***** Ausgangstext
/

Let’s do the Time Warp again!

Live | Bühne | Musical:Rocky Horror Show

Es gibt wohl kein Musical auf dieser Welt, was lustvoller und mitreißender wäre, als die von Richard O’Brien geschaffene ›Rocky Horror Show‹. Sein abgedrehter Hauptcharakter Frank N. Furter ist seit der Uraufführung 1973 nahezu unsterblich, auch wenn seine Haarfarbe je nach Inszenierung wechselt. Wie schafft es die Kultshow, über Jahrzehnte attraktiv zu bleiben? Denn die eigentliche Hauptaufgabe – das Spießbürgertum sexuell schockrocken – dürfte ja in der heutigen Zeit nicht mehr nötig sein. Oder? ANNA NOAH ist auf Spurensuche.

Glamour, Sex und Rock’n’Roll

Kein anderes Musical der Theatergeschichte wird so euphorisch vom Publikum gefeiert und miterlebt, wie die »Rocky Horror Show«. Dasselbe kann man über die 1975 erfolgte Verfilmung sagen. Wenn das etwas biedere Paar Brad Majors und Janet Weiss die Bühne betritt, ist der Bann gebrochen. Natürlich finden sie das Anwesen der Außerirdischen – und was dort los ist spottet jeder Beschreibung: jede Menge Sex, Männer in aufreizenden Strapsen, sogar ein Versuchslabor!
Der Zuschauer ist sofort elektrisiert – und das nicht nur wegen der hochkarätigen Bühnenshow, die ihresgleichen sucht.

rocky-horror-show-foto-18-credit-jens-hauer

Es werden immer noch bei der Regenanimation Zeitungen über den Kopf gehalten und Knicklichter angezündet, um dem Paar den Weg zu leuchten. Bei der Hochzeit des diabolisch wirkenden Dr. Frank N. Furter (Gary Tushaw) mit seinem erschaffenen Muskelmenschen Rocky wurde früher Reis, jetzt Konfetti, geworfen und beim ›Theme Song‹ muss man einfach kräftig mitgrölen. Der Zuschauer schwankt zwischen Faszination und Abscheu, das Stück zwischen Ironie und Glorifikation. 2018 darf die Liebe zur Rocky Horror Show wieder kräftig in Deutschland ausgelebt werden.
**********
***** Gegebene Einträge
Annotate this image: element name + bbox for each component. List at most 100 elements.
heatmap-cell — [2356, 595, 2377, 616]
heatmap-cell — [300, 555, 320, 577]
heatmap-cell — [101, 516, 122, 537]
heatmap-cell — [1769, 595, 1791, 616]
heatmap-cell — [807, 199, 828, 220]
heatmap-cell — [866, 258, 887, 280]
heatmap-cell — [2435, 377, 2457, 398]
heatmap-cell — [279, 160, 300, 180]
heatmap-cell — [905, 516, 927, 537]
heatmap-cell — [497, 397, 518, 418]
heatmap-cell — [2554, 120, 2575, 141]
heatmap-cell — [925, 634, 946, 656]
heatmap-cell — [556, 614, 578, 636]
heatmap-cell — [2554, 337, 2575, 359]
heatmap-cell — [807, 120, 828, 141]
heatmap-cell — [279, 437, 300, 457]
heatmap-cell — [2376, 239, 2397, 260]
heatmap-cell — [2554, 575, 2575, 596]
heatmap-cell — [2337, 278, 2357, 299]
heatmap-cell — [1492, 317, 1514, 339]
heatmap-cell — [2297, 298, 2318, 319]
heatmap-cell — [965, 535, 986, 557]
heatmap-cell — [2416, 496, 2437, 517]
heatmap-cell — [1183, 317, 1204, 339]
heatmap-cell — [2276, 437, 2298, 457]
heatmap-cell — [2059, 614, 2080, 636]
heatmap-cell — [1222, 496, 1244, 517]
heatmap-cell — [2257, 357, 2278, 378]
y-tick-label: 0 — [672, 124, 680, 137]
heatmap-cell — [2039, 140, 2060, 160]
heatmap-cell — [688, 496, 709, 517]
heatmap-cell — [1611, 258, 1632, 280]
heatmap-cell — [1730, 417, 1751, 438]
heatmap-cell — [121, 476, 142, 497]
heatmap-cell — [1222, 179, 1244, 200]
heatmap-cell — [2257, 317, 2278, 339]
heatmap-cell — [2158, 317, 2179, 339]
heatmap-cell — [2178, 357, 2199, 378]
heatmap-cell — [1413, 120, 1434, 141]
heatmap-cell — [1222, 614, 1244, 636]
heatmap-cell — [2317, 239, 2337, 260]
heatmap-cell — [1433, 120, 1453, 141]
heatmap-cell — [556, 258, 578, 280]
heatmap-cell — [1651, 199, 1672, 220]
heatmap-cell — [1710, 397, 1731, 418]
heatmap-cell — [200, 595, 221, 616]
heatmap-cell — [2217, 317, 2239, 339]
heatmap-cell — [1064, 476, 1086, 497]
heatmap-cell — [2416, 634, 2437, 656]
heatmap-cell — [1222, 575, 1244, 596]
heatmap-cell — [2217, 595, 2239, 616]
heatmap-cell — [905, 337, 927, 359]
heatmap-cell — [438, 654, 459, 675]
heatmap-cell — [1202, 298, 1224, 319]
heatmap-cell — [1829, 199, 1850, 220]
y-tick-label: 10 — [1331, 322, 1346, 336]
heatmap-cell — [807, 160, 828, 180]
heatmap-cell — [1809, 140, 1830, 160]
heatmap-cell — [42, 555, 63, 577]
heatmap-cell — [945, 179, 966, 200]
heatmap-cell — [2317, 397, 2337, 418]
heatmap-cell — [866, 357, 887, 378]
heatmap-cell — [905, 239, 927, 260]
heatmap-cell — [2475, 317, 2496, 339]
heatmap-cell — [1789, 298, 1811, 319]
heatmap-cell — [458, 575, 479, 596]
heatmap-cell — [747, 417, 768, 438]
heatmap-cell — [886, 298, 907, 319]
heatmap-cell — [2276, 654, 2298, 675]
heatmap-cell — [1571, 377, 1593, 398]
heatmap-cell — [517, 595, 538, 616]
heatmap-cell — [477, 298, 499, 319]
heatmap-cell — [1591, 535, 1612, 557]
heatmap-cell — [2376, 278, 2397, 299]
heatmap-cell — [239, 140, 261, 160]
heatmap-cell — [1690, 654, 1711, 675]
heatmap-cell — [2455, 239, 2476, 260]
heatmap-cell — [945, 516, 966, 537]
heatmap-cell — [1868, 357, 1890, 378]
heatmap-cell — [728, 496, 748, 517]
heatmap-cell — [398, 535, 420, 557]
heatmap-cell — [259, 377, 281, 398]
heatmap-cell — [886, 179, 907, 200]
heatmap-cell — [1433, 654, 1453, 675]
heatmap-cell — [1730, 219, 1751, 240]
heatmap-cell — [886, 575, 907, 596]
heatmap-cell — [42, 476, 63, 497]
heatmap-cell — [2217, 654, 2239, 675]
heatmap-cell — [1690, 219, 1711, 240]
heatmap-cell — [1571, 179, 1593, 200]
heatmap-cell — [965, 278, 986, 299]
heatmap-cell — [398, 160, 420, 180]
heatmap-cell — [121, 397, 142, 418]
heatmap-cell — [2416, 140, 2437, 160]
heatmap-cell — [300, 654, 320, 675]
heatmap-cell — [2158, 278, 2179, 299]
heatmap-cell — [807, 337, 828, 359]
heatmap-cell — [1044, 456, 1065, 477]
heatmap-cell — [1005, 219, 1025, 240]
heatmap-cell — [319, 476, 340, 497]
**********
***** Gegebene Einträge
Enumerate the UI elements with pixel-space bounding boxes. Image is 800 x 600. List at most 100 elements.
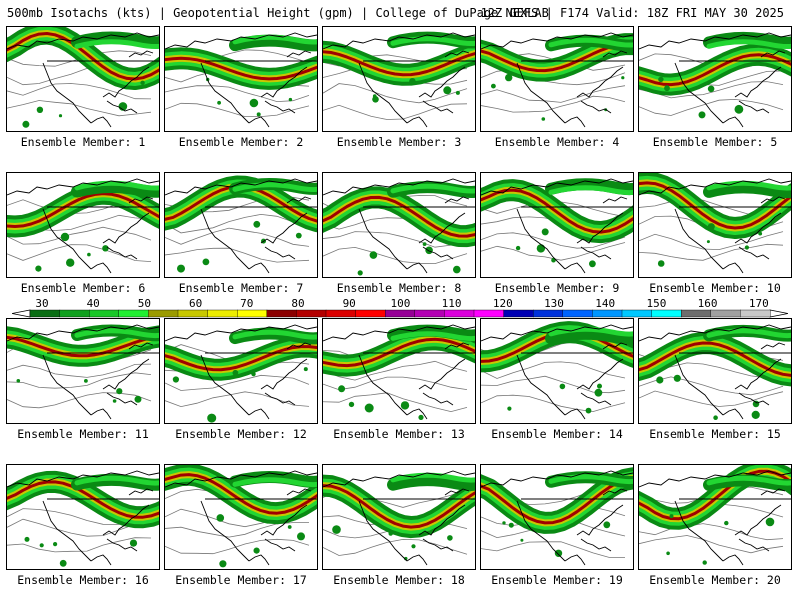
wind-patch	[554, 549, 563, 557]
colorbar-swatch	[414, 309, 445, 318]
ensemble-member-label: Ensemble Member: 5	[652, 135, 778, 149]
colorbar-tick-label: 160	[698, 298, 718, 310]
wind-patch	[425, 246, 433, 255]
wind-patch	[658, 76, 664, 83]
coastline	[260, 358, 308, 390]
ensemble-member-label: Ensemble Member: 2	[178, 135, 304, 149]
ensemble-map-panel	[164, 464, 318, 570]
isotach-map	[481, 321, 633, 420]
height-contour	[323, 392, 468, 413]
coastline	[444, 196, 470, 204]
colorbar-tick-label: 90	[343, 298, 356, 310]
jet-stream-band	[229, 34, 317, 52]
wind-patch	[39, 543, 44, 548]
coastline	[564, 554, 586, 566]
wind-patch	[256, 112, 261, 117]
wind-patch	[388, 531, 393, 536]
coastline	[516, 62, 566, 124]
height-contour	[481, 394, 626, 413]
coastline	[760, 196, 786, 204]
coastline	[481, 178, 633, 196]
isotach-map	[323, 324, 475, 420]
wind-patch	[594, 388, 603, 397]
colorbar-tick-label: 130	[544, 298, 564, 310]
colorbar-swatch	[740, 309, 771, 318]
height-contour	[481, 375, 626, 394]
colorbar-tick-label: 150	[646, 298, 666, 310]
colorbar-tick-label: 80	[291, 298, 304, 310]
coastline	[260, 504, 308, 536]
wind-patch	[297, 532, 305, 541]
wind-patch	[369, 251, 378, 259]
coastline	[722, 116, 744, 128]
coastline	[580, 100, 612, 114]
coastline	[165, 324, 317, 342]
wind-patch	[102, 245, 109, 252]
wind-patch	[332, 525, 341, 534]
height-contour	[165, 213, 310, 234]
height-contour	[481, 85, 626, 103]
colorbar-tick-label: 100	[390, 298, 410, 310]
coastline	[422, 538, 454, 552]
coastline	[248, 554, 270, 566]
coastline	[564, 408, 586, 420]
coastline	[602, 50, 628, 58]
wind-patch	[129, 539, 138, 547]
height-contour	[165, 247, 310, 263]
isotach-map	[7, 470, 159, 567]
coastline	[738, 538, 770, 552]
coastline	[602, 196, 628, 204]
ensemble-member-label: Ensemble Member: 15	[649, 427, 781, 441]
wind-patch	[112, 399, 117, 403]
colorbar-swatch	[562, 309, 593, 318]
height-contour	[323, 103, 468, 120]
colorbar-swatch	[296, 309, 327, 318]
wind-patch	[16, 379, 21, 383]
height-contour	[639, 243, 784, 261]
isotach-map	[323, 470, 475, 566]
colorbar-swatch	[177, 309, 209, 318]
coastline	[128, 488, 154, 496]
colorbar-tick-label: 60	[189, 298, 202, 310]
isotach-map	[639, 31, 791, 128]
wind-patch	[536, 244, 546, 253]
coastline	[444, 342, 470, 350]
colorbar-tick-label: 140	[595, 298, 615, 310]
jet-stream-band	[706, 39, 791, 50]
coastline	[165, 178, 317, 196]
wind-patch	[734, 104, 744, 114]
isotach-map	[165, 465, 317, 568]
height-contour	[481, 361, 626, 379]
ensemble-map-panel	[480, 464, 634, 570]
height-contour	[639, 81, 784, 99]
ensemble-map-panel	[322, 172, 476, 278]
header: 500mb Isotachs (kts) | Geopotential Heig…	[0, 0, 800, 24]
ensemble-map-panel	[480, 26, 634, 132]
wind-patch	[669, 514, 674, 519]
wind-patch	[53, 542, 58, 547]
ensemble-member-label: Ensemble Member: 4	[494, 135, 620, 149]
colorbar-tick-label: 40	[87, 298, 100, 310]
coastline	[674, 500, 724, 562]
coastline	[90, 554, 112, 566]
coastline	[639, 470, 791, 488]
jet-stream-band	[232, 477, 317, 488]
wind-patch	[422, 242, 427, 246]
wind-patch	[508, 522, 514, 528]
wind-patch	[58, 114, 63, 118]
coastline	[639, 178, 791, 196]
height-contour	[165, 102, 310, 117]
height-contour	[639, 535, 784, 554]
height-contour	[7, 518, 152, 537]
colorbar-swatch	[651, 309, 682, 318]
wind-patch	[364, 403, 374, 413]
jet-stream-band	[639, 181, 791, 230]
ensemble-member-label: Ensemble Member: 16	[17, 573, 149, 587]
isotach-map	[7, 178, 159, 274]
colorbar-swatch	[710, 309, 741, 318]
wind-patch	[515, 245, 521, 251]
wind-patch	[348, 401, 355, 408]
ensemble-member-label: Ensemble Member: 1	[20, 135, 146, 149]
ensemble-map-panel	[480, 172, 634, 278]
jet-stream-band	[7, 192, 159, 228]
**********
## Aufgabe
Was wird laut dem Ausgangstext heute statt Reis bei der Hochzeit von Dr. Frank N. Furter mit Rocky geworfen?

## Lösung
Konfetti.